## Start Input rows

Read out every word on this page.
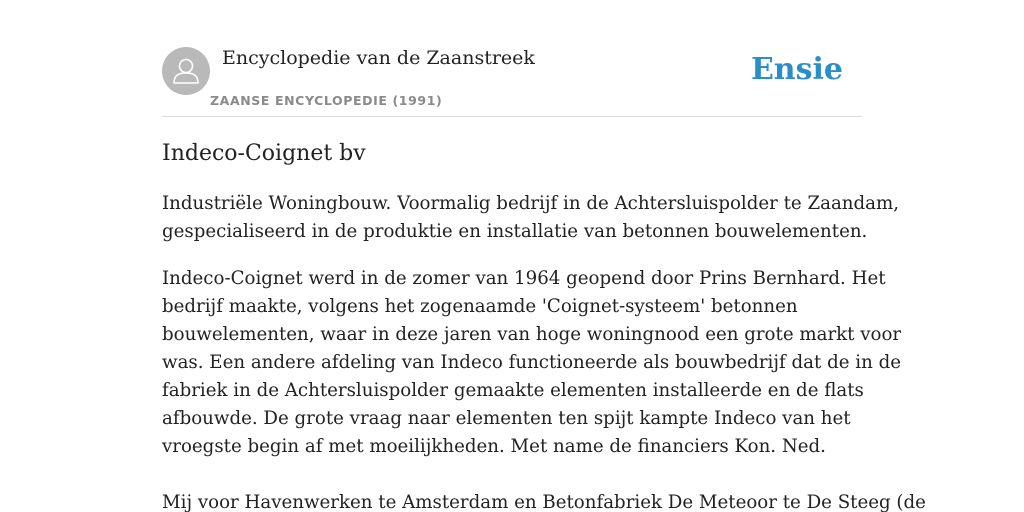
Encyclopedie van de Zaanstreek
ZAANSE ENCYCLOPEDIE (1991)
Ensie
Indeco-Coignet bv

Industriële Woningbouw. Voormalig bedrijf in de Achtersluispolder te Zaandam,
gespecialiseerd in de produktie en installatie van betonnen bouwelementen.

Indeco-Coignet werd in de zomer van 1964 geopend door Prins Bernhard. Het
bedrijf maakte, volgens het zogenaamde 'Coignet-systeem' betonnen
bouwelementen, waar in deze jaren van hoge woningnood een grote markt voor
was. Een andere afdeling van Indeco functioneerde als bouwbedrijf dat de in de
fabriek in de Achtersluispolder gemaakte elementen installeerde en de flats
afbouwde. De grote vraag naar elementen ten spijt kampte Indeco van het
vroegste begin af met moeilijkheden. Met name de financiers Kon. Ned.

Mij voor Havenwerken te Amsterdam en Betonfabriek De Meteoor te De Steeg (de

## End Input rows

### Goal
Quote the data above in full and without alteration; skip the pictures.

### Solution
Read out every word on this page.
Encyclopedie van de Zaanstreek
ZAANSE ENCYCLOPEDIE (1991)
Ensie
Indeco-Coignet bv

Industriële Woningbouw. Voormalig bedrijf in de Achtersluispolder te Zaandam,
gespecialiseerd in de produktie en installatie van betonnen bouwelementen.

Indeco-Coignet werd in de zomer van 1964 geopend door Prins Bernhard. Het
bedrijf maakte, volgens het zogenaamde 'Coignet-systeem' betonnen
bouwelementen, waar in deze jaren van hoge woningnood een grote markt voor
was. Een andere afdeling van Indeco functioneerde als bouwbedrijf dat de in de
fabriek in de Achtersluispolder gemaakte elementen installeerde en de flats
afbouwde. De grote vraag naar elementen ten spijt kampte Indeco van het
vroegste begin af met moeilijkheden. Met name de financiers Kon. Ned.

Mij voor Havenwerken te Amsterdam en Betonfabriek De Meteoor te De Steeg (de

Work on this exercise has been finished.